The request: Give a verbatim repeat of the lines that run from the line containing "Transcribe this chart's" to the end of the data below.

(Extracts from a graphics dataset)
- - -
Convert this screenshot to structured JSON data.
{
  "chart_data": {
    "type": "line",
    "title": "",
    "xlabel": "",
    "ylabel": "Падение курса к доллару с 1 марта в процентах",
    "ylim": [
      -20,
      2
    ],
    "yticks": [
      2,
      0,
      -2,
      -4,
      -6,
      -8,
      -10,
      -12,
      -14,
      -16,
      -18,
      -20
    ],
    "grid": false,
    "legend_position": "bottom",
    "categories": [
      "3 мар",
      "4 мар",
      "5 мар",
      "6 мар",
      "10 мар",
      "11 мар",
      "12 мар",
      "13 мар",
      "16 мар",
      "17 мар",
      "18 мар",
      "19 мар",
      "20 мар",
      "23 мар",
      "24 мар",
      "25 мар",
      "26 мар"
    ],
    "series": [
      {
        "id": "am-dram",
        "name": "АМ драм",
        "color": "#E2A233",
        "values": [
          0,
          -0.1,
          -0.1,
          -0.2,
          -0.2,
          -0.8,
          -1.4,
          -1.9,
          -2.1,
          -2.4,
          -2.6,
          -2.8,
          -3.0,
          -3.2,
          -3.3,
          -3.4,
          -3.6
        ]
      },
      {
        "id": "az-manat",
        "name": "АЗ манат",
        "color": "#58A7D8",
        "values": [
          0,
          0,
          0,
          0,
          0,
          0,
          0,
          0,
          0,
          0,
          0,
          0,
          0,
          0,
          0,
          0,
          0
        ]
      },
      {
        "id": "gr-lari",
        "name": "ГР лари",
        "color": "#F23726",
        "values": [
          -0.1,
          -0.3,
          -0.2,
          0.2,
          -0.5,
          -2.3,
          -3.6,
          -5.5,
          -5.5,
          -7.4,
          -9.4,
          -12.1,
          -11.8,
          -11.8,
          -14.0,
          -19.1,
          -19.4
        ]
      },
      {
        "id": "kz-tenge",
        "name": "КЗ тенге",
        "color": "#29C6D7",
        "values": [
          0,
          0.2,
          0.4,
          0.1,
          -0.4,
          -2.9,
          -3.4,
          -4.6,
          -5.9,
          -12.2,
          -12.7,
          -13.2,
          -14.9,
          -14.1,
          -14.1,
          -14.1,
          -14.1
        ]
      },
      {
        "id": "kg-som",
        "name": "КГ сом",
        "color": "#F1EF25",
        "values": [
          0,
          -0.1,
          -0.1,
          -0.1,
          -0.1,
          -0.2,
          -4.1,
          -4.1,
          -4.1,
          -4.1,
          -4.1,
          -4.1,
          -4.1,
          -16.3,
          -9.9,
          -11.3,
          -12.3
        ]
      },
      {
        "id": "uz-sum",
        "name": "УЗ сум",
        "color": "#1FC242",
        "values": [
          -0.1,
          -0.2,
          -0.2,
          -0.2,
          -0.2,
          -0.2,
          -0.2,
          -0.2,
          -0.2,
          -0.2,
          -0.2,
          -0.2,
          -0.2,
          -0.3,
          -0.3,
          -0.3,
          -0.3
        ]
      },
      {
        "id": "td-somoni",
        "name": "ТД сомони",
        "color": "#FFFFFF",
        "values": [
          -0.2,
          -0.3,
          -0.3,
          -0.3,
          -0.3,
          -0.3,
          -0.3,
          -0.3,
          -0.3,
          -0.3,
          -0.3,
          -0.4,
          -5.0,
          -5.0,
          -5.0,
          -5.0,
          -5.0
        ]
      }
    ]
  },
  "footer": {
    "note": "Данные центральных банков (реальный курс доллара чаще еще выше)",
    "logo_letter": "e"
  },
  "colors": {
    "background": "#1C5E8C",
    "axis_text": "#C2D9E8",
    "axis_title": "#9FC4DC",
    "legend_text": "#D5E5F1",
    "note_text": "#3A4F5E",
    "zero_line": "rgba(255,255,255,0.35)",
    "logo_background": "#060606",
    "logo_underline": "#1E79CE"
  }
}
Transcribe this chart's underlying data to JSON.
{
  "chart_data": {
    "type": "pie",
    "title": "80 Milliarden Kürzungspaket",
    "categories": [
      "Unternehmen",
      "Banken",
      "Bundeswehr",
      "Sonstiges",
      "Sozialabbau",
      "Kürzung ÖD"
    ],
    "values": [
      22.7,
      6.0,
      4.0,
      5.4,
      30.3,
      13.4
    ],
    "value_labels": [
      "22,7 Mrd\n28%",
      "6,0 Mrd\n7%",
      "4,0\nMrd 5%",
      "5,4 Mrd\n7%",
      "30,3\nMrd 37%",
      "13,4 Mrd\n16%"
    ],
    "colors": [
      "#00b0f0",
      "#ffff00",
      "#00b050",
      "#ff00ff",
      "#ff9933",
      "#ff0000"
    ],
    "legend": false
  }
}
- - -
The answer:
Transcribe this chart's underlying data to JSON.
{
  "chart_data": {
    "type": "pie",
    "title": "80 Milliarden Kürzungspaket",
    "categories": [
      "Unternehmen",
      "Banken",
      "Bundeswehr",
      "Sonstiges",
      "Sozialabbau",
      "Kürzung ÖD"
    ],
    "values": [
      22.7,
      6.0,
      4.0,
      5.4,
      30.3,
      13.4
    ],
    "value_labels": [
      "22,7 Mrd\n28%",
      "6,0 Mrd\n7%",
      "4,0\nMrd 5%",
      "5,4 Mrd\n7%",
      "30,3\nMrd 37%",
      "13,4 Mrd\n16%"
    ],
    "colors": [
      "#00b0f0",
      "#ffff00",
      "#00b050",
      "#ff00ff",
      "#ff9933",
      "#ff0000"
    ],
    "legend": false
  }
}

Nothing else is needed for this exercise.